TASK DESCRIPTION: Reproduce the listing word for word. Skip any image.

THE RECORDS:
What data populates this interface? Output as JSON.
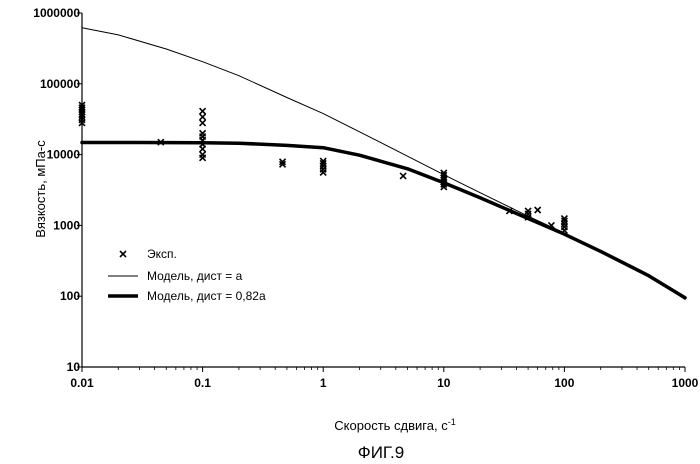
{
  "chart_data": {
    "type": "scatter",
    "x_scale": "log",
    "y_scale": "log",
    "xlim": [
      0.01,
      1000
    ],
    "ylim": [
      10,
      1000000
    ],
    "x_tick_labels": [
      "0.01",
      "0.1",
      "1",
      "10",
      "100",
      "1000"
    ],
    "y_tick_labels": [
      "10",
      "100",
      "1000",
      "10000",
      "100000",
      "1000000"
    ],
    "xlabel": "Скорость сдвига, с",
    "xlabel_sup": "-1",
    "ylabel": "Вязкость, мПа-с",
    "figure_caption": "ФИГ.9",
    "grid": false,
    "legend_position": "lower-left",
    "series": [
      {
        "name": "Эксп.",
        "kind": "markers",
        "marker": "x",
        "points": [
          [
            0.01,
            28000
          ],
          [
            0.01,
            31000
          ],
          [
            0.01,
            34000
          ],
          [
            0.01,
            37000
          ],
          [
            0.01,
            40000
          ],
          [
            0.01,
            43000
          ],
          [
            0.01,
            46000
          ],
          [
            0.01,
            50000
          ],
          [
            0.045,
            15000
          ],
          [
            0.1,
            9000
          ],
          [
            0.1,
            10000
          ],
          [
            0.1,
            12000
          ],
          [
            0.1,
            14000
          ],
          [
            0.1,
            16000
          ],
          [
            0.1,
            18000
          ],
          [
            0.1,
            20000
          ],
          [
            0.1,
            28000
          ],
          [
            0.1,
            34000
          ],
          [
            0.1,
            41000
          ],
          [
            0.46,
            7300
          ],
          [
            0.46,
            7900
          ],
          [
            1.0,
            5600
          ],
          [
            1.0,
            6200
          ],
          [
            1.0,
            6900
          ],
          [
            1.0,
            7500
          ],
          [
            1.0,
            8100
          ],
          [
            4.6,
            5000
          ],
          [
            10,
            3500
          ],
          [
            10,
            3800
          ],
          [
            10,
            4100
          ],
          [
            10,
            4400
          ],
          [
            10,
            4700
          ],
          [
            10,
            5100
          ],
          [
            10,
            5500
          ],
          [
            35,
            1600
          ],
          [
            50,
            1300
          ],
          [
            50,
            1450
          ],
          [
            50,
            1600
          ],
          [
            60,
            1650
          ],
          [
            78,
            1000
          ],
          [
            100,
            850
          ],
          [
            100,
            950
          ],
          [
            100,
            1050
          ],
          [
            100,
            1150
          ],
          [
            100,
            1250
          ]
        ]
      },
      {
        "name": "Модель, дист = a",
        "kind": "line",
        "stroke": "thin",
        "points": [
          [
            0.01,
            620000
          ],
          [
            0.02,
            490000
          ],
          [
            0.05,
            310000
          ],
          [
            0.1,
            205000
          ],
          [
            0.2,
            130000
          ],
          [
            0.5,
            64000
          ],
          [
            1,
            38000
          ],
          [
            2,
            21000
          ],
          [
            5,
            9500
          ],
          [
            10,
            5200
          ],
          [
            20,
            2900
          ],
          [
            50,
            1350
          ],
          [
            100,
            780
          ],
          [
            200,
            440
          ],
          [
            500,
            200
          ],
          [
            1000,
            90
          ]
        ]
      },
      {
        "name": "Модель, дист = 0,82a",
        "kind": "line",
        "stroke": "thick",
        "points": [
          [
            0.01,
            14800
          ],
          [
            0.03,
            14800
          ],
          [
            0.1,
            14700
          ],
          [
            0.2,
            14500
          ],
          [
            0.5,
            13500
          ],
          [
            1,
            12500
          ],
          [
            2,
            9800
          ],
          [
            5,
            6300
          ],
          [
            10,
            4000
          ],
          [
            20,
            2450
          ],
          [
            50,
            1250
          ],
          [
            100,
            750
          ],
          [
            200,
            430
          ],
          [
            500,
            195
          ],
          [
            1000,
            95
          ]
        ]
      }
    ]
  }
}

RESPONSE TO THIS EXERCISE:
What data populates this interface? Output as JSON.
{
  "chart_data": {
    "type": "scatter",
    "x_scale": "log",
    "y_scale": "log",
    "xlim": [
      0.01,
      1000
    ],
    "ylim": [
      10,
      1000000
    ],
    "x_tick_labels": [
      "0.01",
      "0.1",
      "1",
      "10",
      "100",
      "1000"
    ],
    "y_tick_labels": [
      "10",
      "100",
      "1000",
      "10000",
      "100000",
      "1000000"
    ],
    "xlabel": "Скорость сдвига, с",
    "xlabel_sup": "-1",
    "ylabel": "Вязкость, мПа-с",
    "figure_caption": "ФИГ.9",
    "grid": false,
    "legend_position": "lower-left",
    "series": [
      {
        "name": "Эксп.",
        "kind": "markers",
        "marker": "x",
        "points": [
          [
            0.01,
            28000
          ],
          [
            0.01,
            31000
          ],
          [
            0.01,
            34000
          ],
          [
            0.01,
            37000
          ],
          [
            0.01,
            40000
          ],
          [
            0.01,
            43000
          ],
          [
            0.01,
            46000
          ],
          [
            0.01,
            50000
          ],
          [
            0.045,
            15000
          ],
          [
            0.1,
            9000
          ],
          [
            0.1,
            10000
          ],
          [
            0.1,
            12000
          ],
          [
            0.1,
            14000
          ],
          [
            0.1,
            16000
          ],
          [
            0.1,
            18000
          ],
          [
            0.1,
            20000
          ],
          [
            0.1,
            28000
          ],
          [
            0.1,
            34000
          ],
          [
            0.1,
            41000
          ],
          [
            0.46,
            7300
          ],
          [
            0.46,
            7900
          ],
          [
            1.0,
            5600
          ],
          [
            1.0,
            6200
          ],
          [
            1.0,
            6900
          ],
          [
            1.0,
            7500
          ],
          [
            1.0,
            8100
          ],
          [
            4.6,
            5000
          ],
          [
            10,
            3500
          ],
          [
            10,
            3800
          ],
          [
            10,
            4100
          ],
          [
            10,
            4400
          ],
          [
            10,
            4700
          ],
          [
            10,
            5100
          ],
          [
            10,
            5500
          ],
          [
            35,
            1600
          ],
          [
            50,
            1300
          ],
          [
            50,
            1450
          ],
          [
            50,
            1600
          ],
          [
            60,
            1650
          ],
          [
            78,
            1000
          ],
          [
            100,
            850
          ],
          [
            100,
            950
          ],
          [
            100,
            1050
          ],
          [
            100,
            1150
          ],
          [
            100,
            1250
          ]
        ]
      },
      {
        "name": "Модель, дист = a",
        "kind": "line",
        "stroke": "thin",
        "points": [
          [
            0.01,
            620000
          ],
          [
            0.02,
            490000
          ],
          [
            0.05,
            310000
          ],
          [
            0.1,
            205000
          ],
          [
            0.2,
            130000
          ],
          [
            0.5,
            64000
          ],
          [
            1,
            38000
          ],
          [
            2,
            21000
          ],
          [
            5,
            9500
          ],
          [
            10,
            5200
          ],
          [
            20,
            2900
          ],
          [
            50,
            1350
          ],
          [
            100,
            780
          ],
          [
            200,
            440
          ],
          [
            500,
            200
          ],
          [
            1000,
            90
          ]
        ]
      },
      {
        "name": "Модель, дист = 0,82a",
        "kind": "line",
        "stroke": "thick",
        "points": [
          [
            0.01,
            14800
          ],
          [
            0.03,
            14800
          ],
          [
            0.1,
            14700
          ],
          [
            0.2,
            14500
          ],
          [
            0.5,
            13500
          ],
          [
            1,
            12500
          ],
          [
            2,
            9800
          ],
          [
            5,
            6300
          ],
          [
            10,
            4000
          ],
          [
            20,
            2450
          ],
          [
            50,
            1250
          ],
          [
            100,
            750
          ],
          [
            200,
            430
          ],
          [
            500,
            195
          ],
          [
            1000,
            95
          ]
        ]
      }
    ]
  }
}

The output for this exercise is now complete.